§ WRITTEN INSTRUCTION
Copy out every line of the records where the string "name" occurs.

§ Structured figure records
━━━━━━━━
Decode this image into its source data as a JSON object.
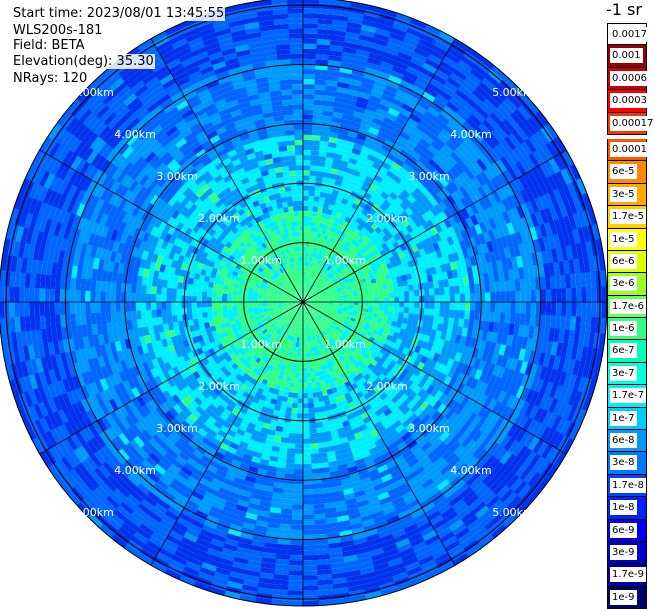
{
  "info": {
    "start_time": "Start time: 2023/08/01 13:45:55",
    "station": "WLS200s-181",
    "field": "Field: BETA",
    "elevation": "Elevation(deg): 35.30",
    "nrays": "NRays: 120"
  },
  "ring_labels": [
    "1.00km",
    "2.00km",
    "3.00km",
    "4.00km",
    "5.00km"
  ],
  "colorbar": {
    "unit": "-1 sr",
    "entries": [
      {
        "label": "0.0017",
        "color": "#ffffff"
      },
      {
        "label": "0.001",
        "color": "#990000"
      },
      {
        "label": "0.0006",
        "color": "#cc0000"
      },
      {
        "label": "0.0003",
        "color": "#ff0000"
      },
      {
        "label": "0.00017",
        "color": "#ff3300"
      },
      {
        "label": "0.0001",
        "color": "#ff5500"
      },
      {
        "label": "6e-5",
        "color": "#ff8800"
      },
      {
        "label": "3e-5",
        "color": "#ffaa00"
      },
      {
        "label": "1.7e-5",
        "color": "#ffd000"
      },
      {
        "label": "1e-5",
        "color": "#ffff00"
      },
      {
        "label": "6e-6",
        "color": "#ddff00"
      },
      {
        "label": "3e-6",
        "color": "#99ff22"
      },
      {
        "label": "1.7e-6",
        "color": "#66ff55"
      },
      {
        "label": "1e-6",
        "color": "#33ff88"
      },
      {
        "label": "6e-7",
        "color": "#00ffbb"
      },
      {
        "label": "3e-7",
        "color": "#00ffdd"
      },
      {
        "label": "1.7e-7",
        "color": "#00eeff"
      },
      {
        "label": "1e-7",
        "color": "#00ccff"
      },
      {
        "label": "6e-8",
        "color": "#0099ff"
      },
      {
        "label": "3e-8",
        "color": "#0077ff"
      },
      {
        "label": "1.7e-8",
        "color": "#0044ff"
      },
      {
        "label": "1e-8",
        "color": "#0022ff"
      },
      {
        "label": "6e-9",
        "color": "#0000ee"
      },
      {
        "label": "3e-9",
        "color": "#0000cc"
      },
      {
        "label": "1.7e-9",
        "color": "#000099"
      },
      {
        "label": "1e-9",
        "color": "#000066"
      }
    ]
  },
  "field_colors": {
    "near": "#33ff88",
    "mid": "#00eeff",
    "far": "#0099ff",
    "outer": "#0066ff",
    "rim": "#0033ee"
  }
}
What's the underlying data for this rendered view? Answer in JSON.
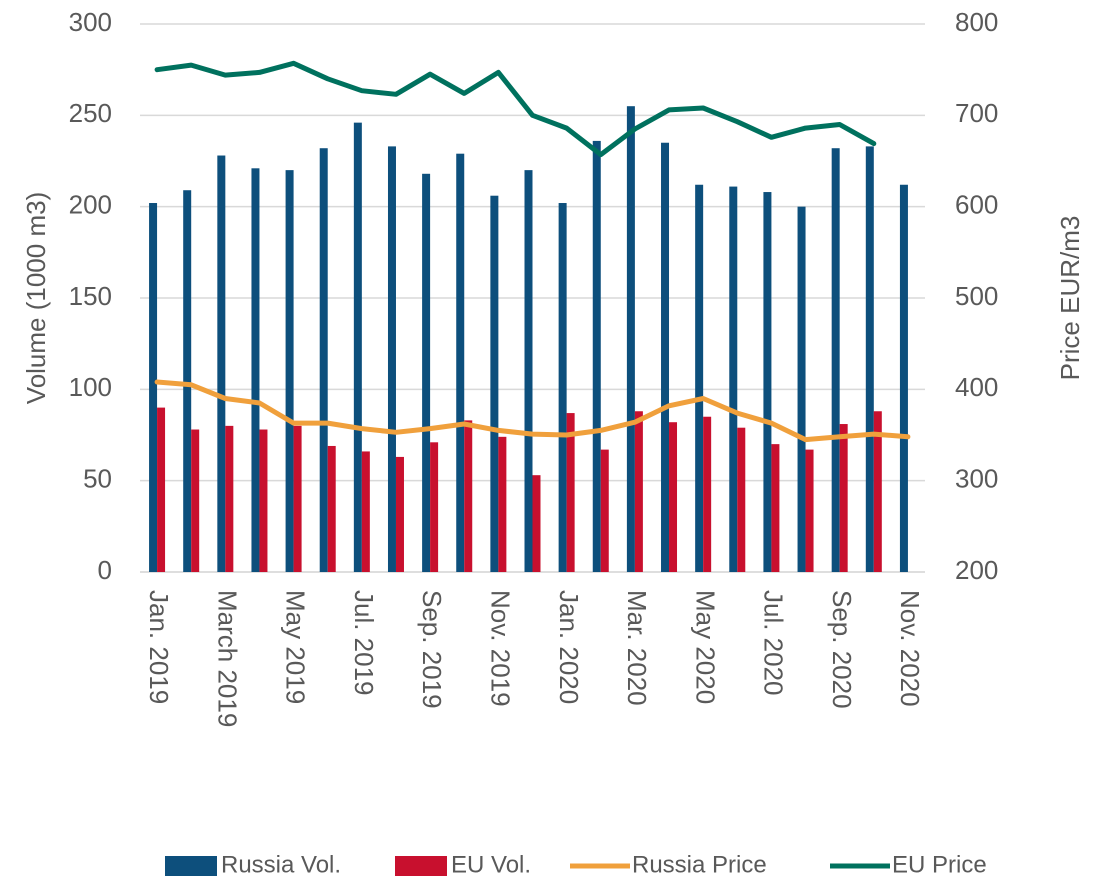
{
  "chart_data": {
    "type": "bar_line",
    "categories": [
      "Jan. 2019",
      null,
      "March 2019",
      null,
      "May 2019",
      null,
      "Jul. 2019",
      null,
      "Sep. 2019",
      null,
      "Nov. 2019",
      null,
      "Jan. 2020",
      null,
      "Mar. 2020",
      null,
      "May 2020",
      null,
      "Jul. 2020",
      null,
      "Sep. 2020",
      null,
      "Nov. 2020"
    ],
    "y_label": "Volume (1000 m3)",
    "y2_label": "Price EUR/m3",
    "ylim": [
      0,
      300
    ],
    "yticks": [
      0,
      50,
      100,
      150,
      200,
      250,
      300
    ],
    "y2lim": [
      200,
      800
    ],
    "y2ticks": [
      200,
      300,
      400,
      500,
      600,
      700,
      800
    ],
    "grid": true,
    "legend": "bottom",
    "series": [
      {
        "name": "Russia Vol.",
        "type": "bar",
        "color": "#0d4f7c",
        "values": [
          202,
          209,
          228,
          221,
          220,
          232,
          246,
          233,
          218,
          229,
          206,
          220,
          202,
          236,
          255,
          235,
          212,
          211,
          208,
          200,
          232,
          233,
          212
        ]
      },
      {
        "name": "EU Vol.",
        "type": "bar",
        "color": "#c8102e",
        "values": [
          90,
          78,
          80,
          78,
          80,
          69,
          66,
          63,
          71,
          83,
          74,
          53,
          87,
          67,
          88,
          82,
          85,
          79,
          70,
          67,
          81,
          88,
          null
        ]
      },
      {
        "name": "Russia Price",
        "type": "line",
        "axis": "y2",
        "color": "#f0a03c",
        "values": [
          408,
          405,
          390,
          385,
          363,
          363,
          357,
          353,
          357,
          362,
          355,
          351,
          350,
          355,
          364,
          382,
          390,
          374,
          363,
          345,
          348,
          351,
          348
        ]
      },
      {
        "name": "EU Price",
        "type": "line",
        "axis": "y2",
        "color": "#00715e",
        "values": [
          750,
          755,
          744,
          747,
          757,
          740,
          727,
          723,
          745,
          724,
          747,
          700,
          686,
          657,
          685,
          706,
          708,
          693,
          676,
          686,
          690,
          669,
          null
        ]
      }
    ]
  }
}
━━━━━━━━
§ FINAL RESULT
        "name": "Russia Vol.",
        "name": "EU Vol.",
        "name": "Russia Price",
        "name": "EU Price",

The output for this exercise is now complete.